• Your goal:
Please determine how many lines of the material include the word "Lamb", and respond with nothing but that number.

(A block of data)
>>>>>

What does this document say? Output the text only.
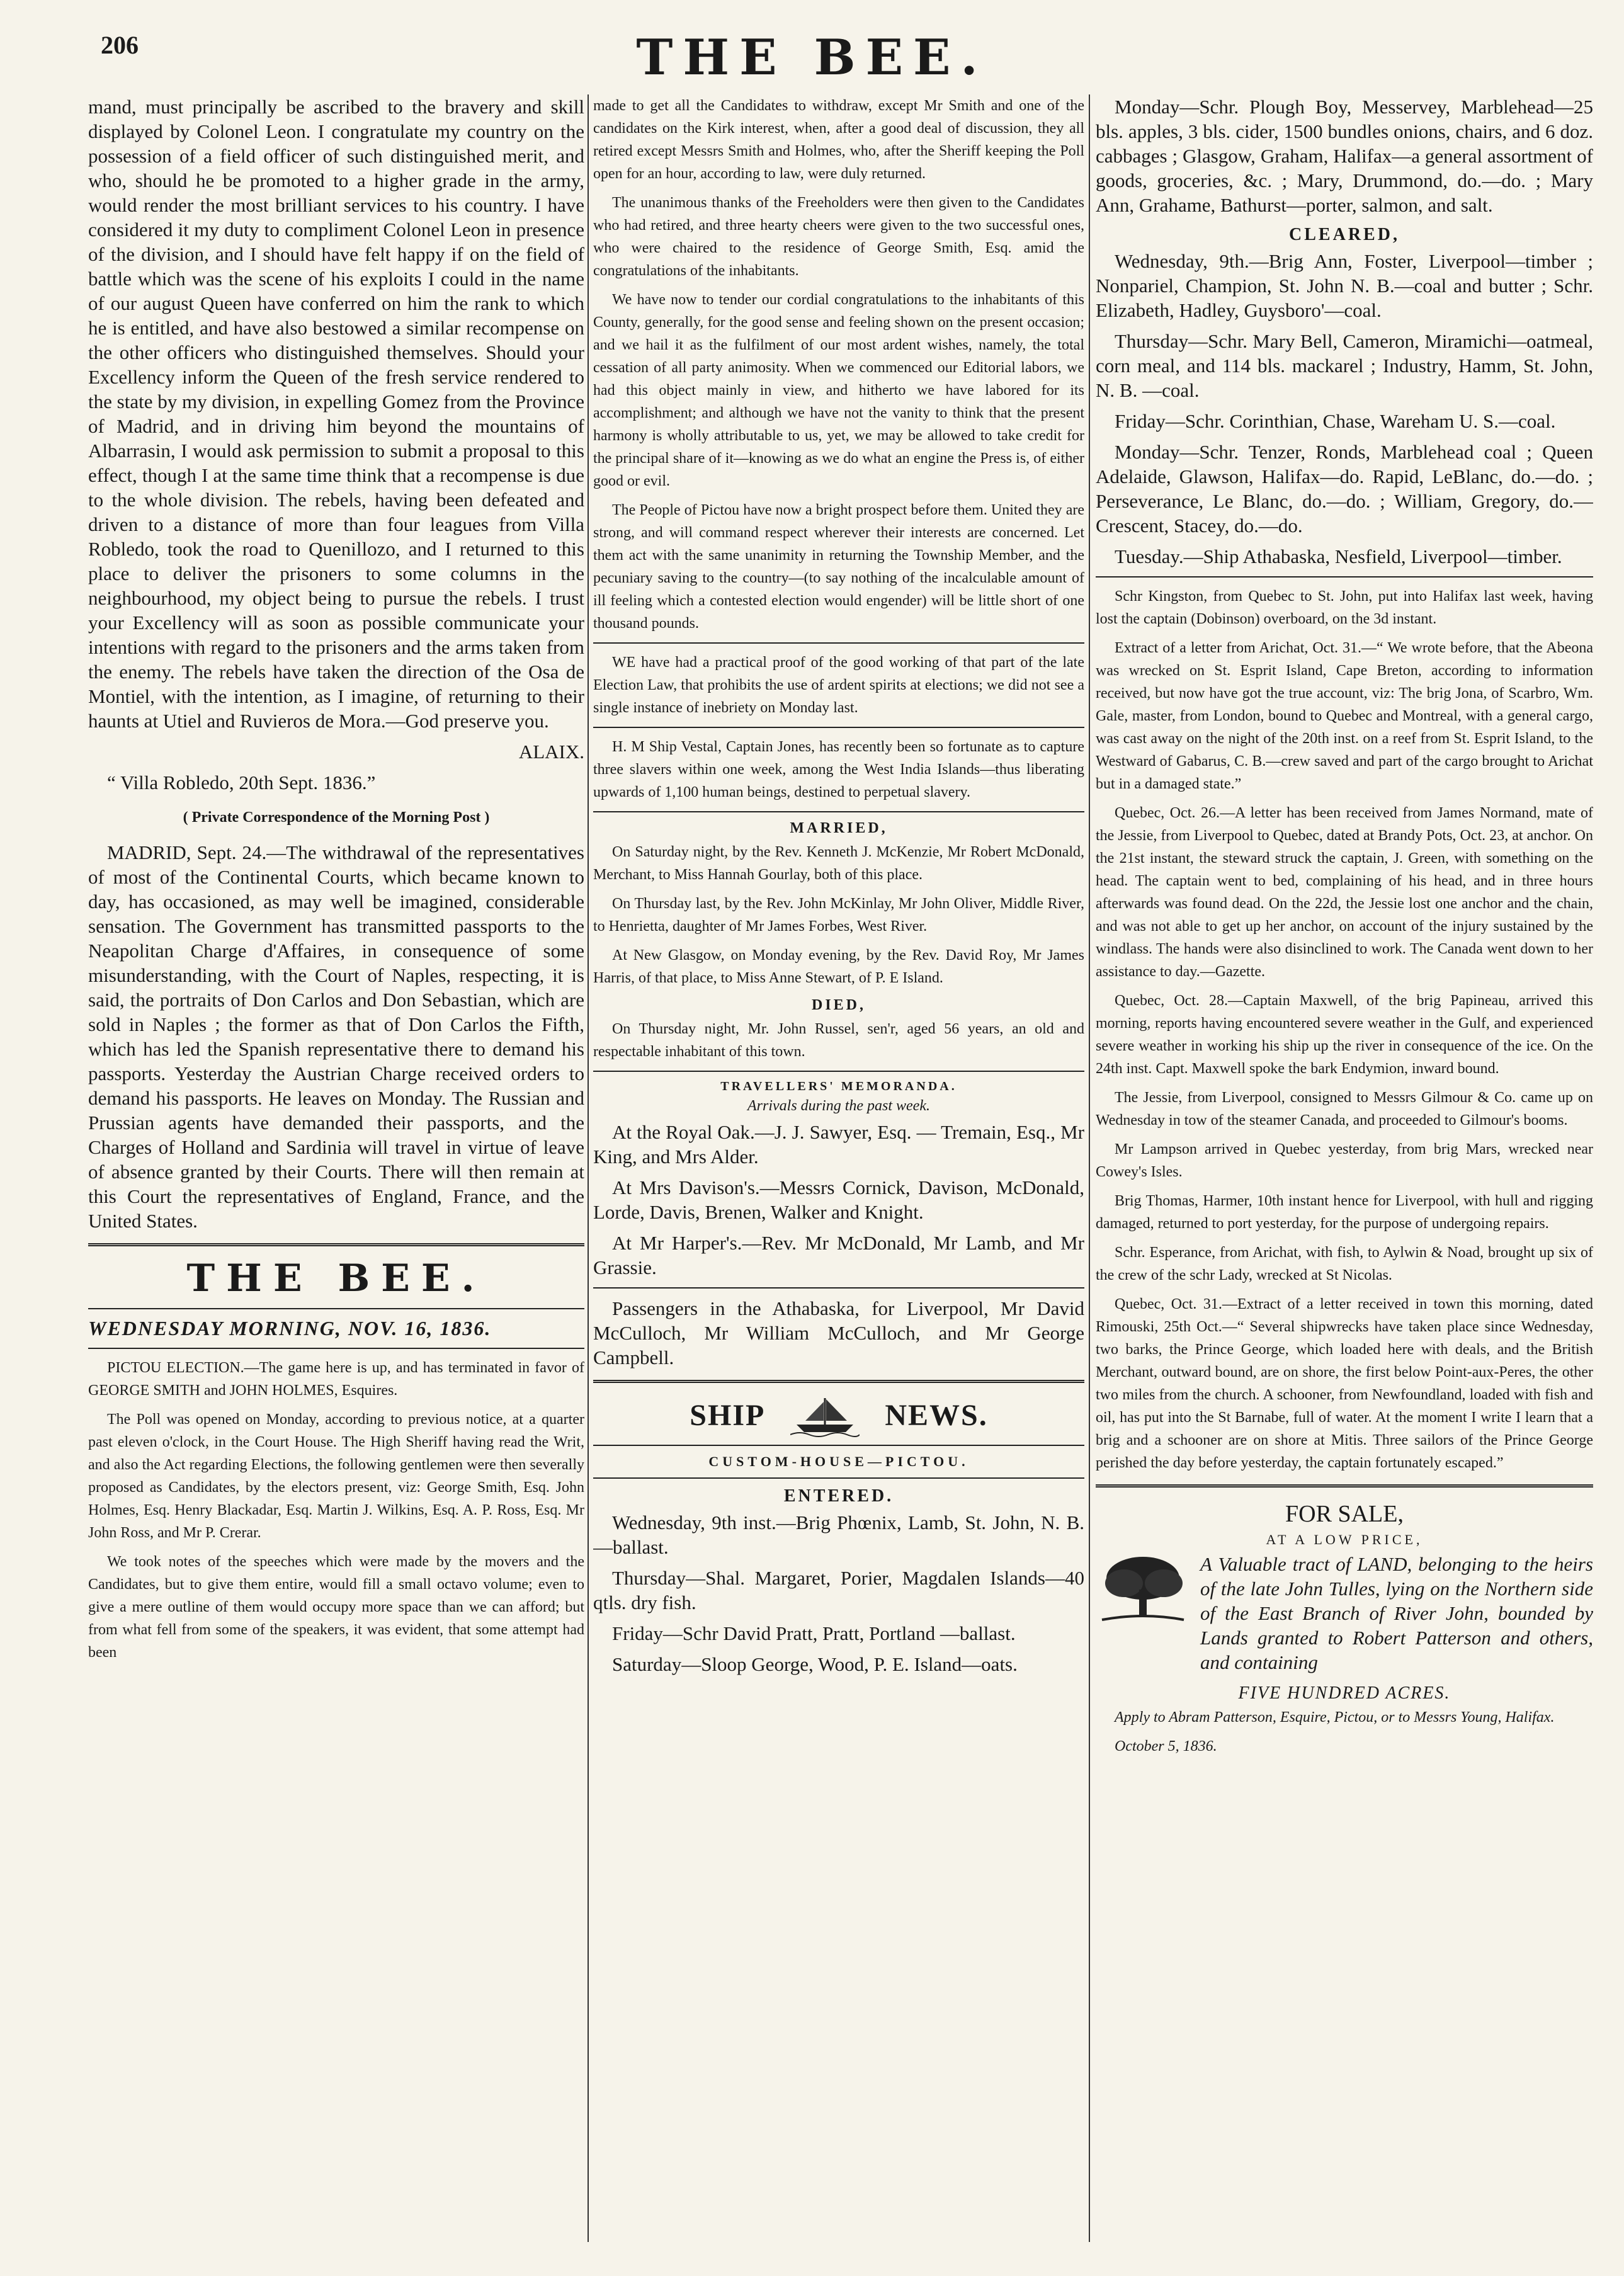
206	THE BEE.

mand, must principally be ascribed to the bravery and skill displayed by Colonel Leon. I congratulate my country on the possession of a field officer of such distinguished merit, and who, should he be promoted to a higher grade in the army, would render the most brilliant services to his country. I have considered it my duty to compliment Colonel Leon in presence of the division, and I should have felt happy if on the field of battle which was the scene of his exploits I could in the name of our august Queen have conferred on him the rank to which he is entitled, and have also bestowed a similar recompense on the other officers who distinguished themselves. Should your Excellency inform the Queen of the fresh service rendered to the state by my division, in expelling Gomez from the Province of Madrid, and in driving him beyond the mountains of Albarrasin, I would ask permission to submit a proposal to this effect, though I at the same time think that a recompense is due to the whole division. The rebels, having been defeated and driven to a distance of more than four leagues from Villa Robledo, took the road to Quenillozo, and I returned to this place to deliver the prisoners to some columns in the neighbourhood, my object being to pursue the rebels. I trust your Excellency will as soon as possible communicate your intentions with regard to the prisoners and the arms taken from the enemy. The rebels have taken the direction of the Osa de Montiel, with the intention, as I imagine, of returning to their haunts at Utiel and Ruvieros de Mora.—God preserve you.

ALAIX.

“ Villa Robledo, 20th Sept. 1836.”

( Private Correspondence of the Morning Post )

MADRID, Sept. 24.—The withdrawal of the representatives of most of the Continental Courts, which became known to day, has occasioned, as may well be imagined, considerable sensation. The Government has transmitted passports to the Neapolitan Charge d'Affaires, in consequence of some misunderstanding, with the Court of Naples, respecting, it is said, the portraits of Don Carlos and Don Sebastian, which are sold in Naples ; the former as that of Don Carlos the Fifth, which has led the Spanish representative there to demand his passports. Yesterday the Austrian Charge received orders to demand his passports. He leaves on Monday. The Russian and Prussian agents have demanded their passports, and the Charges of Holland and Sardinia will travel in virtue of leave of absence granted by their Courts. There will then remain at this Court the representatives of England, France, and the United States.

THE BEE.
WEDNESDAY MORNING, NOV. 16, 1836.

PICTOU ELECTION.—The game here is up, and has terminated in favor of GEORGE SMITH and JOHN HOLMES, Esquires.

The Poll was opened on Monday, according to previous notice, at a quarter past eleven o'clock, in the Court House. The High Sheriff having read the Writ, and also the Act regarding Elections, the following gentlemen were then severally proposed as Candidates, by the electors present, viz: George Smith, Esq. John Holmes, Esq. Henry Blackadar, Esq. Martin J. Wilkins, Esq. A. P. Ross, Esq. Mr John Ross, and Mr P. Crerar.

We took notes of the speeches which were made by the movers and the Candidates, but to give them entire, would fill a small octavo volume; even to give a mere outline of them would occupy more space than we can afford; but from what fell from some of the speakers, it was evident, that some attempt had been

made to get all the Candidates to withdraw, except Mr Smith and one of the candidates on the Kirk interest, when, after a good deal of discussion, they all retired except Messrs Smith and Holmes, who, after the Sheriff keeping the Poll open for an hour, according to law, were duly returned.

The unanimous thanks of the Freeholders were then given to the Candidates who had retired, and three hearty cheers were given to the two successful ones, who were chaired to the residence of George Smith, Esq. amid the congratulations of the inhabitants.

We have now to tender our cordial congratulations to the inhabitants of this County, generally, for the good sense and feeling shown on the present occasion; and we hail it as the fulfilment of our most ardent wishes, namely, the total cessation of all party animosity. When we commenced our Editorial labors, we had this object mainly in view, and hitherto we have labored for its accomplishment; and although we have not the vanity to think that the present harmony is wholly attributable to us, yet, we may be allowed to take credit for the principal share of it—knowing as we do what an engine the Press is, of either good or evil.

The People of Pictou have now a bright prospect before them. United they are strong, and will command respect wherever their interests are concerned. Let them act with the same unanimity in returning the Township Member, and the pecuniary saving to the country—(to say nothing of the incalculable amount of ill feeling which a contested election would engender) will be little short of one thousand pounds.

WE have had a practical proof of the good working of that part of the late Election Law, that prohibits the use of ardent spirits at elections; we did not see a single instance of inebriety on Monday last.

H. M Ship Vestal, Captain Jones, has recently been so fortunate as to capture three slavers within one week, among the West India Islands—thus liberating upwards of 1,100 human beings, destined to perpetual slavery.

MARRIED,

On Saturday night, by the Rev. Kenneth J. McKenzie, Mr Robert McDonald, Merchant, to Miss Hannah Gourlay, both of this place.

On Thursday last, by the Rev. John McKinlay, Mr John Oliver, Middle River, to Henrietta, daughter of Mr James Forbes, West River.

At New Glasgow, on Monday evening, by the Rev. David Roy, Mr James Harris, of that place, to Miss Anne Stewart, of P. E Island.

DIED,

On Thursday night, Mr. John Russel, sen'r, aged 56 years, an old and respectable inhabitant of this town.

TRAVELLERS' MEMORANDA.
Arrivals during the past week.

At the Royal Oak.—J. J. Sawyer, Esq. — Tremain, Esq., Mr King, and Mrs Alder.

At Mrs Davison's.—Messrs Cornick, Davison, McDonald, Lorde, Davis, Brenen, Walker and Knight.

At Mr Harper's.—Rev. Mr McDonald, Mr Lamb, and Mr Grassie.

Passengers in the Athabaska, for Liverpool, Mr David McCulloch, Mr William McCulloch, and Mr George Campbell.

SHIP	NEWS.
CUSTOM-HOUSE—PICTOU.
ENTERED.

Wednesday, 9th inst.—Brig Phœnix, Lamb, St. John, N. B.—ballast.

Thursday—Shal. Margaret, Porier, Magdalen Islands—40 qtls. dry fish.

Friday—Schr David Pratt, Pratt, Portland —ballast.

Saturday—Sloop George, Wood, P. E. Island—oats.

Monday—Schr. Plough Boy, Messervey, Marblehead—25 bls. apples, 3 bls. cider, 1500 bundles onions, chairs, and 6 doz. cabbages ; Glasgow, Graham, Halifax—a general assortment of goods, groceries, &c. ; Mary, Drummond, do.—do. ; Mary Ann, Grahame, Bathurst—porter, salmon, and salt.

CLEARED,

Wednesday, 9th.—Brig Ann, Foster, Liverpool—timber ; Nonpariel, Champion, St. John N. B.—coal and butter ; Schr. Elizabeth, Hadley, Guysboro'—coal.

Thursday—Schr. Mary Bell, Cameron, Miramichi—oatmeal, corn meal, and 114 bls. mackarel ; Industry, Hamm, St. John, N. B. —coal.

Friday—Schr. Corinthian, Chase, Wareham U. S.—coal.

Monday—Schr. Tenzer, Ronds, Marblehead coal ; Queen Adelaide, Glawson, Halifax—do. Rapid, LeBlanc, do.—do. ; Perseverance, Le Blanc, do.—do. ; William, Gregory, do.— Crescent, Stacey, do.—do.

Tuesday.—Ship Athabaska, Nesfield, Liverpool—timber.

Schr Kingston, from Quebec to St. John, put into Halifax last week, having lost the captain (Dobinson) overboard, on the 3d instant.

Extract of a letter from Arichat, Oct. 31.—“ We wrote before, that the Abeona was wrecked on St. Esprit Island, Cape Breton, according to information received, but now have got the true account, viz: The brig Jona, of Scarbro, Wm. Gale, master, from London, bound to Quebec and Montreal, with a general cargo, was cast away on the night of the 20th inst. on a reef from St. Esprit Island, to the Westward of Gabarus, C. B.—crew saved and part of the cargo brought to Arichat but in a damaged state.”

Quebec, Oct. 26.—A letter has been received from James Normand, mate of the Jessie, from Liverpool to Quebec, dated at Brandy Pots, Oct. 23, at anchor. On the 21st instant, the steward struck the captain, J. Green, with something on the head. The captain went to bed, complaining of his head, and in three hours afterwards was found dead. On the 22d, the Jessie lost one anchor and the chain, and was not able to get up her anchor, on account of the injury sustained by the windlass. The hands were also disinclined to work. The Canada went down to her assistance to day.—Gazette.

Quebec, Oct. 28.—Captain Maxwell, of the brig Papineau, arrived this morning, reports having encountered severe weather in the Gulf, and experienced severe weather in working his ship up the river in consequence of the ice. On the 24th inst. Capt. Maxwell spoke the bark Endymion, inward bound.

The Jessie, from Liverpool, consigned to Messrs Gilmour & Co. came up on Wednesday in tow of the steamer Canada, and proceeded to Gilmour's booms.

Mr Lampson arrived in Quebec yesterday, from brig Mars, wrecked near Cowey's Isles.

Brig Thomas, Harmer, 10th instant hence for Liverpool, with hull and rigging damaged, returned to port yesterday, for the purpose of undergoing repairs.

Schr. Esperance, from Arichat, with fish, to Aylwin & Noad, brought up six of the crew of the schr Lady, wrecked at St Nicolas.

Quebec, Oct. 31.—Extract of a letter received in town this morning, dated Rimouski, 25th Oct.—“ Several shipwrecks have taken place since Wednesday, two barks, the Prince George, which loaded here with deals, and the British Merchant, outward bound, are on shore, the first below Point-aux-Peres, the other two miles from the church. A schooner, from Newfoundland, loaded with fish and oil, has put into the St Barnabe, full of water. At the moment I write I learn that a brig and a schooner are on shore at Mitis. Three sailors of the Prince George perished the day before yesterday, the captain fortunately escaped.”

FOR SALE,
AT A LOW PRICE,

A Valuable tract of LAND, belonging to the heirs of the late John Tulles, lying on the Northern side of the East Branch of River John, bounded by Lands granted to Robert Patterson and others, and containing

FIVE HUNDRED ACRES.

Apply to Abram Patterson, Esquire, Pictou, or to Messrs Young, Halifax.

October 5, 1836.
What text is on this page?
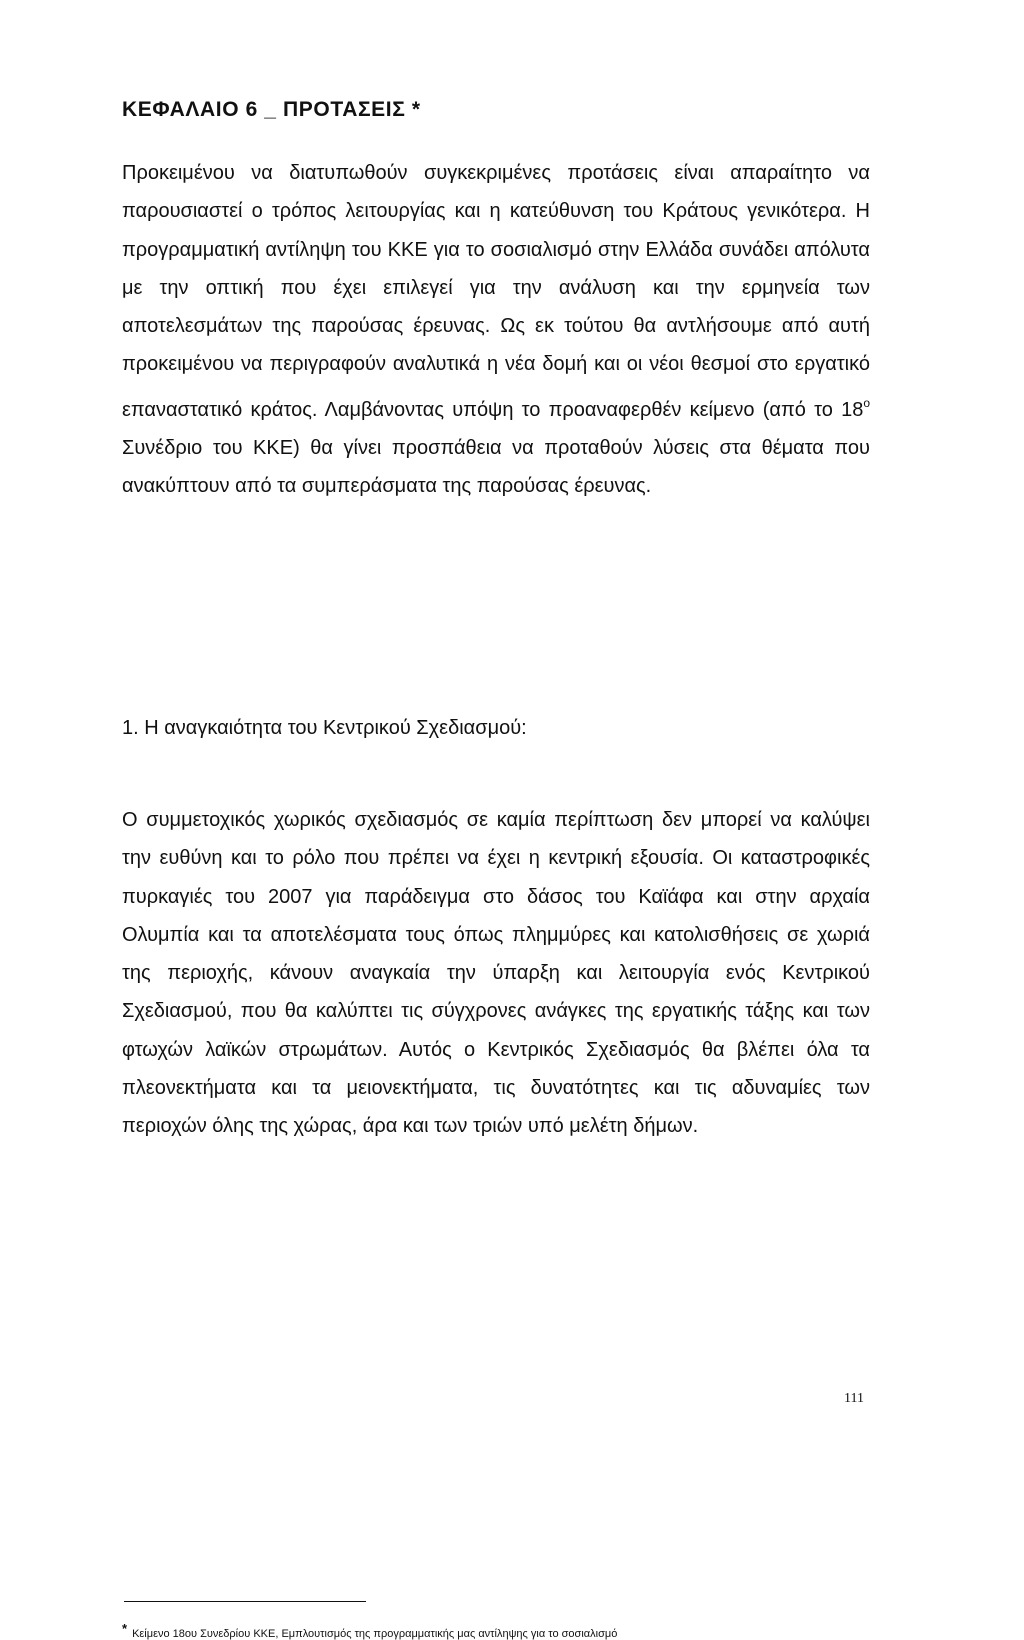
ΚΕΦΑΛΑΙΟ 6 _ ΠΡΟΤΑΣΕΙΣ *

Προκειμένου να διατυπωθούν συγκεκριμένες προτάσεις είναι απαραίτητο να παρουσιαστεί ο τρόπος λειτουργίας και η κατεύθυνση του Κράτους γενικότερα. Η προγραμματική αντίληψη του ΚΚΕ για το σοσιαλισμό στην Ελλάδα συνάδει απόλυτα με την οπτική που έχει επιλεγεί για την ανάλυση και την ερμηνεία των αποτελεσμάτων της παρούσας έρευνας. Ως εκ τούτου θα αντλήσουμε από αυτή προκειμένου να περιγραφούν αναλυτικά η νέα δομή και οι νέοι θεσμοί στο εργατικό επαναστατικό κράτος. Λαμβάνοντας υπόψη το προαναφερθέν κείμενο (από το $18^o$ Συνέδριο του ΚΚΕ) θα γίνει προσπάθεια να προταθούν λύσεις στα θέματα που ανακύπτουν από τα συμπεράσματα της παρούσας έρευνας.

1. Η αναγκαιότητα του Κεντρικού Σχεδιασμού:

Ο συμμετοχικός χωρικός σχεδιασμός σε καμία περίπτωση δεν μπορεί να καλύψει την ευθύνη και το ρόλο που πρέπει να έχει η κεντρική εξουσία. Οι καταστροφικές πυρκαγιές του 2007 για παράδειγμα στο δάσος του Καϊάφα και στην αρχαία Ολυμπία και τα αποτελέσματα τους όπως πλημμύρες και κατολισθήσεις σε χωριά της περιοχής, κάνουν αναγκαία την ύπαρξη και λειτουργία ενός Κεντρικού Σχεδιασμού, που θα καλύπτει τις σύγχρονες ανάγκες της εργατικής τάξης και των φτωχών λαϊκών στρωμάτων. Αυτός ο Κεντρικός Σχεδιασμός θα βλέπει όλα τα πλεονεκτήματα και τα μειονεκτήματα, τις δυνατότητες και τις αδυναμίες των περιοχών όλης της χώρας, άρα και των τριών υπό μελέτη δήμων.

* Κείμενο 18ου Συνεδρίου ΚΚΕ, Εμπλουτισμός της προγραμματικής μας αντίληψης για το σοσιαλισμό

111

<<<<<

• Exercise solution:
2